--- BEGIN Entries supplied ---

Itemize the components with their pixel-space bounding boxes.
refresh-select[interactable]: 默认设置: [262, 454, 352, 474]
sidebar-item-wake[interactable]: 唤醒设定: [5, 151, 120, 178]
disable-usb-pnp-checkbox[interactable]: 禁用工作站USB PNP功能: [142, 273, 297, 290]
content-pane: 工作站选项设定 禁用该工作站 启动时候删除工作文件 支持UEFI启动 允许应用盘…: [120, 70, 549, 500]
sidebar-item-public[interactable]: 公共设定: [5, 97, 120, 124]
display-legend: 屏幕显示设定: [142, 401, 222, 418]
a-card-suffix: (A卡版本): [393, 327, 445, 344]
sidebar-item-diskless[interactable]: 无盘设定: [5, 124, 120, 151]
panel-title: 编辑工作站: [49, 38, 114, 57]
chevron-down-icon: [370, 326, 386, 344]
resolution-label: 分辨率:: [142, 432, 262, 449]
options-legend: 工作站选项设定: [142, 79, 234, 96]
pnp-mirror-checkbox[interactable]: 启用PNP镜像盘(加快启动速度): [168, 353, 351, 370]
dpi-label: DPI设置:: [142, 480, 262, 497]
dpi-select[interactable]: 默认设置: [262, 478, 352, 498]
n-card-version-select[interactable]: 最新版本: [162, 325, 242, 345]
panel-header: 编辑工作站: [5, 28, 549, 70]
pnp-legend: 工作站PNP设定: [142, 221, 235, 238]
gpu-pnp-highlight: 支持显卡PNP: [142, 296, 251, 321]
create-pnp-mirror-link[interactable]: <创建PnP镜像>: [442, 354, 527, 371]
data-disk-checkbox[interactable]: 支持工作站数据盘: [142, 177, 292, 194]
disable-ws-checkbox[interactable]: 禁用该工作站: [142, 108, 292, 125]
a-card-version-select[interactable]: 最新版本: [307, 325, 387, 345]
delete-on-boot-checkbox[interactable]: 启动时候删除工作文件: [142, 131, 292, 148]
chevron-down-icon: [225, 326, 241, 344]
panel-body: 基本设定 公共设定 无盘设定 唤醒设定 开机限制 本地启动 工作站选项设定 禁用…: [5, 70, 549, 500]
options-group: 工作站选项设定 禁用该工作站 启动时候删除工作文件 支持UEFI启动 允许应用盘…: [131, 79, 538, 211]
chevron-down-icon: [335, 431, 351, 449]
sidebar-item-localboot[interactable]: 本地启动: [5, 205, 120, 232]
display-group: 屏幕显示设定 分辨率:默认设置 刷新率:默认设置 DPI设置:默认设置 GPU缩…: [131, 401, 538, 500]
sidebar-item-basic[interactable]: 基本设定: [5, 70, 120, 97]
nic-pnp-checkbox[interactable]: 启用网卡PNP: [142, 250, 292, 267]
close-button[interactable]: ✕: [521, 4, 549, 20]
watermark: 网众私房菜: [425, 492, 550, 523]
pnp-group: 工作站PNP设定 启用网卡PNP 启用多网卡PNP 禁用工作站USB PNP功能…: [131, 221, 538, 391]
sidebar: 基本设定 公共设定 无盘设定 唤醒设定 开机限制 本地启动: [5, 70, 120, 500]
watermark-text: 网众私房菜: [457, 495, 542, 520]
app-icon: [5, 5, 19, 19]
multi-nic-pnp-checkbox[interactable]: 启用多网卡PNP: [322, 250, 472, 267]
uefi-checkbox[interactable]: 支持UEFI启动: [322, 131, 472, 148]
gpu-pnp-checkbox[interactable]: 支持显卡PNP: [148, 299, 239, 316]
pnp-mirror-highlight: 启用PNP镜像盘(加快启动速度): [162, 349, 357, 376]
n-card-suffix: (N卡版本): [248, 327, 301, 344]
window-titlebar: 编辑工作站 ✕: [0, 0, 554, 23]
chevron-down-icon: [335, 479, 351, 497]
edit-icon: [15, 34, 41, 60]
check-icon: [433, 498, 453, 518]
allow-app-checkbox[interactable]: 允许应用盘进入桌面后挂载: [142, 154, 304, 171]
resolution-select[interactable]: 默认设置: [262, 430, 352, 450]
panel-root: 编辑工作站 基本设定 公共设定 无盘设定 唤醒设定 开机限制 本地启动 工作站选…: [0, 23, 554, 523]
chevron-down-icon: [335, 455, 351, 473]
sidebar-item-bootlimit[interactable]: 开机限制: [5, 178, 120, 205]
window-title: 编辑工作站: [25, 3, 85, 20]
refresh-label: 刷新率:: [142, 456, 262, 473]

--- END Entries supplied ---

Put every one of the rows above into a numbered list, leaving out any blank lines.

1. Itemize the components with their pixel-space bounding boxes.
2. refresh-select[interactable]: 默认设置: [262, 454, 352, 474]
3. sidebar-item-wake[interactable]: 唤醒设定: [5, 151, 120, 178]
4. disable-usb-pnp-checkbox[interactable]: 禁用工作站USB PNP功能: [142, 273, 297, 290]
5. content-pane: 工作站选项设定 禁用该工作站 启动时候删除工作文件 支持UEFI启动 允许应用盘…: [120, 70, 549, 500]
6. sidebar-item-public[interactable]: 公共设定: [5, 97, 120, 124]
7. display-legend: 屏幕显示设定: [142, 401, 222, 418]
8. a-card-suffix: (A卡版本): [393, 327, 445, 344]
9. sidebar-item-diskless[interactable]: 无盘设定: [5, 124, 120, 151]
10. panel-title: 编辑工作站: [49, 38, 114, 57]
11. chevron-down-icon: [370, 326, 386, 344]
12. resolution-label: 分辨率:: [142, 432, 262, 449]
13. options-legend: 工作站选项设定: [142, 79, 234, 96]
14. pnp-mirror-checkbox[interactable]: 启用PNP镜像盘(加快启动速度): [168, 353, 351, 370]
15. dpi-label: DPI设置:: [142, 480, 262, 497]
16. dpi-select[interactable]: 默认设置: [262, 478, 352, 498]
17. n-card-version-select[interactable]: 最新版本: [162, 325, 242, 345]
18. panel-header: 编辑工作站: [5, 28, 549, 70]
19. pnp-legend: 工作站PNP设定: [142, 221, 235, 238]
20. gpu-pnp-highlight: 支持显卡PNP: [142, 296, 251, 321]
21. create-pnp-mirror-link[interactable]: <创建PnP镜像>: [442, 354, 527, 371]
22. data-disk-checkbox[interactable]: 支持工作站数据盘: [142, 177, 292, 194]
23. disable-ws-checkbox[interactable]: 禁用该工作站: [142, 108, 292, 125]
24. a-card-version-select[interactable]: 最新版本: [307, 325, 387, 345]
25. delete-on-boot-checkbox[interactable]: 启动时候删除工作文件: [142, 131, 292, 148]
26. chevron-down-icon: [225, 326, 241, 344]
27. panel-body: 基本设定 公共设定 无盘设定 唤醒设定 开机限制 本地启动 工作站选项设定 禁用…: [5, 70, 549, 500]
28. options-group: 工作站选项设定 禁用该工作站 启动时候删除工作文件 支持UEFI启动 允许应用盘…: [131, 79, 538, 211]
29. chevron-down-icon: [335, 431, 351, 449]
30. sidebar-item-localboot[interactable]: 本地启动: [5, 205, 120, 232]
31. display-group: 屏幕显示设定 分辨率:默认设置 刷新率:默认设置 DPI设置:默认设置 GPU缩…: [131, 401, 538, 500]
32. sidebar-item-basic[interactable]: 基本设定: [5, 70, 120, 97]
33. nic-pnp-checkbox[interactable]: 启用网卡PNP: [142, 250, 292, 267]
34. close-button[interactable]: ✕: [521, 4, 549, 20]
35. watermark: 网众私房菜: [425, 492, 550, 523]
36. pnp-group: 工作站PNP设定 启用网卡PNP 启用多网卡PNP 禁用工作站USB PNP功能…: [131, 221, 538, 391]
37. sidebar: 基本设定 公共设定 无盘设定 唤醒设定 开机限制 本地启动: [5, 70, 120, 500]
38. watermark-text: 网众私房菜: [457, 495, 542, 520]
39. app-icon: [5, 5, 19, 19]
40. multi-nic-pnp-checkbox[interactable]: 启用多网卡PNP: [322, 250, 472, 267]
41. uefi-checkbox[interactable]: 支持UEFI启动: [322, 131, 472, 148]
42. gpu-pnp-checkbox[interactable]: 支持显卡PNP: [148, 299, 239, 316]
43. pnp-mirror-highlight: 启用PNP镜像盘(加快启动速度): [162, 349, 357, 376]
44. n-card-suffix: (N卡版本): [248, 327, 301, 344]
45. window-titlebar: 编辑工作站 ✕: [0, 0, 554, 23]
46. chevron-down-icon: [335, 479, 351, 497]
47. edit-icon: [15, 34, 41, 60]
48. check-icon: [433, 498, 453, 518]
49. allow-app-checkbox[interactable]: 允许应用盘进入桌面后挂载: [142, 154, 304, 171]
50. resolution-select[interactable]: 默认设置: [262, 430, 352, 450]
51. panel-root: 编辑工作站 基本设定 公共设定 无盘设定 唤醒设定 开机限制 本地启动 工作站选…: [0, 23, 554, 523]
52. chevron-down-icon: [335, 455, 351, 473]
53. sidebar-item-bootlimit[interactable]: 开机限制: [5, 178, 120, 205]
54. window-title: 编辑工作站: [25, 3, 85, 20]
55. refresh-label: 刷新率:: [142, 456, 262, 473]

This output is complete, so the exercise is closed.